• _What to do_: Repeat the data below exactly, dropping any pictures it holds.

Start of Material provided

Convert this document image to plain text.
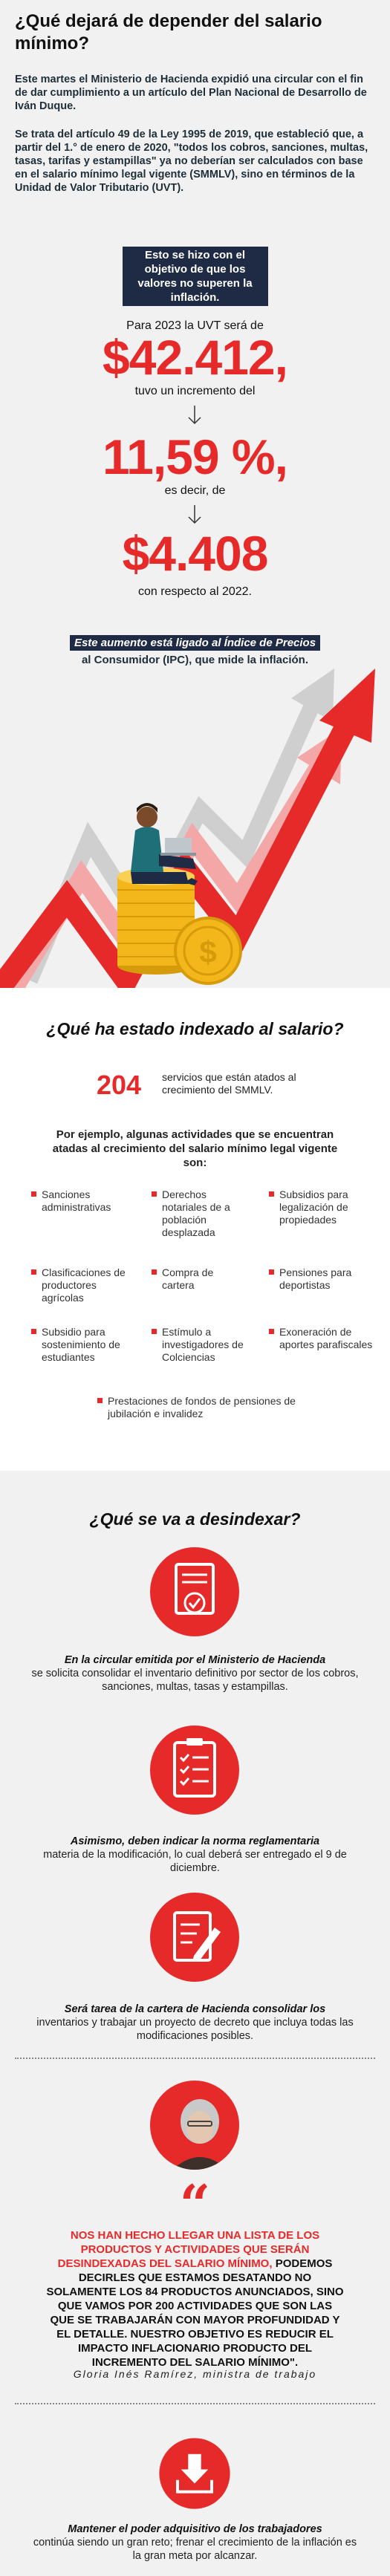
¿Qué dejará de depender del salario mínimo?

Este martes el Ministerio de Hacienda expidió una circular con el fin de dar cumplimiento a un artículo del Plan Nacional de Desarrollo de Iván Duque.

Se trata del artículo 49 de la Ley 1995 de 2019, que estableció que, a partir del 1.° de enero de 2020, "todos los cobros, sanciones, multas, tasas, tarifas y estampillas" ya no deberían ser calculados con base en el salario mínimo legal vigente (SMMLV), sino en términos de la Unidad de Valor Tributario (UVT).

Esto se hizo con el objetivo de que los valores no superen la inflación.
Para 2023 la UVT será de
$42.412,
tuvo un incremento del
11,59 %,
es decir, de
$4.408
con respecto al 2022.
Este aumento está ligado al Índice de Precios
al Consumidor (IPC), que mide la inflación.
$
¿Qué ha estado indexado al salario?
204 servicios que están atados al crecimiento del SMMLV.
Por ejemplo, algunas actividades que se encuentran atadas al crecimiento del salario mínimo legal vigente son:
Sanciones administrativas
Derechos notariales de a población desplazada
Subsidios para legalización de propiedades
Clasificaciones de productores agrícolas
Compra de cartera
Pensiones para deportistas
Subsidio para sostenimiento de estudiantes
Estímulo a investigadores de Colciencias
Exoneración de aportes parafiscales
Prestaciones de fondos de pensiones de jubilación e invalidez
¿Qué se va a desindexar?

En la circular emitida por el Ministerio de Hacienda
se solicita consolidar el inventario definitivo por sector de los cobros, sanciones, multas, tasas y estampillas.

Asimismo, deben indicar la norma reglamentaria
materia de la modificación, lo cual deberá ser entregado el 9 de diciembre.

Será tarea de la cartera de Hacienda consolidar los
inventarios y trabajar un proyecto de decreto que incluya todas las modificaciones posibles.

“

NOS HAN HECHO LLEGAR UNA LISTA DE LOS PRODUCTOS Y ACTIVIDADES QUE SERÁN DESINDEXADAS DEL SALARIO MÍNIMO, PODEMOS DECIRLES QUE ESTAMOS DESATANDO NO SOLAMENTE LOS 84 PRODUCTOS ANUNCIADOS, SINO QUE VAMOS POR 200 ACTIVIDADES QUE SON LAS QUE SE TRABAJARÁN CON MAYOR PROFUNDIDAD Y EL DETALLE. NUESTRO OBJETIVO ES REDUCIR EL IMPACTO INFLACIONARIO PRODUCTO DEL INCREMENTO DEL SALARIO MÍNIMO".

Gloria Inés Ramírez, ministra de trabajo

Mantener el poder adquisitivo de los trabajadores
continúa siendo un gran reto; frenar el crecimiento de la inflación es la gran meta por alcanzar.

End of Material provided

• _Response to the exercise_:
Convert this document image to plain text.
¿Qué dejará de depender del salario mínimo?

Este martes el Ministerio de Hacienda expidió una circular con el fin de dar cumplimiento a un artículo del Plan Nacional de Desarrollo de Iván Duque.

Se trata del artículo 49 de la Ley 1995 de 2019, que estableció que, a partir del 1.° de enero de 2020, "todos los cobros, sanciones, multas, tasas, tarifas y estampillas" ya no deberían ser calculados con base en el salario mínimo legal vigente (SMMLV), sino en términos de la Unidad de Valor Tributario (UVT).

Esto se hizo con el objetivo de que los valores no superen la inflación.
Para 2023 la UVT será de
$42.412,
tuvo un incremento del
11,59 %,
es decir, de
$4.408
con respecto al 2022.
Este aumento está ligado al Índice de Precios
al Consumidor (IPC), que mide la inflación.
$
¿Qué ha estado indexado al salario?
204 servicios que están atados al crecimiento del SMMLV.
Por ejemplo, algunas actividades que se encuentran atadas al crecimiento del salario mínimo legal vigente son:
Sanciones administrativas
Derechos notariales de a población desplazada
Subsidios para legalización de propiedades
Clasificaciones de productores agrícolas
Compra de cartera
Pensiones para deportistas
Subsidio para sostenimiento de estudiantes
Estímulo a investigadores de Colciencias
Exoneración de aportes parafiscales
Prestaciones de fondos de pensiones de jubilación e invalidez
¿Qué se va a desindexar?

En la circular emitida por el Ministerio de Hacienda
se solicita consolidar el inventario definitivo por sector de los cobros, sanciones, multas, tasas y estampillas.

Asimismo, deben indicar la norma reglamentaria
materia de la modificación, lo cual deberá ser entregado el 9 de diciembre.

Será tarea de la cartera de Hacienda consolidar los
inventarios y trabajar un proyecto de decreto que incluya todas las modificaciones posibles.

“

NOS HAN HECHO LLEGAR UNA LISTA DE LOS PRODUCTOS Y ACTIVIDADES QUE SERÁN DESINDEXADAS DEL SALARIO MÍNIMO, PODEMOS DECIRLES QUE ESTAMOS DESATANDO NO SOLAMENTE LOS 84 PRODUCTOS ANUNCIADOS, SINO QUE VAMOS POR 200 ACTIVIDADES QUE SON LAS QUE SE TRABAJARÁN CON MAYOR PROFUNDIDAD Y EL DETALLE. NUESTRO OBJETIVO ES REDUCIR EL IMPACTO INFLACIONARIO PRODUCTO DEL INCREMENTO DEL SALARIO MÍNIMO".

Gloria Inés Ramírez, ministra de trabajo

Mantener el poder adquisitivo de los trabajadores
continúa siendo un gran reto; frenar el crecimiento de la inflación es la gran meta por alcanzar.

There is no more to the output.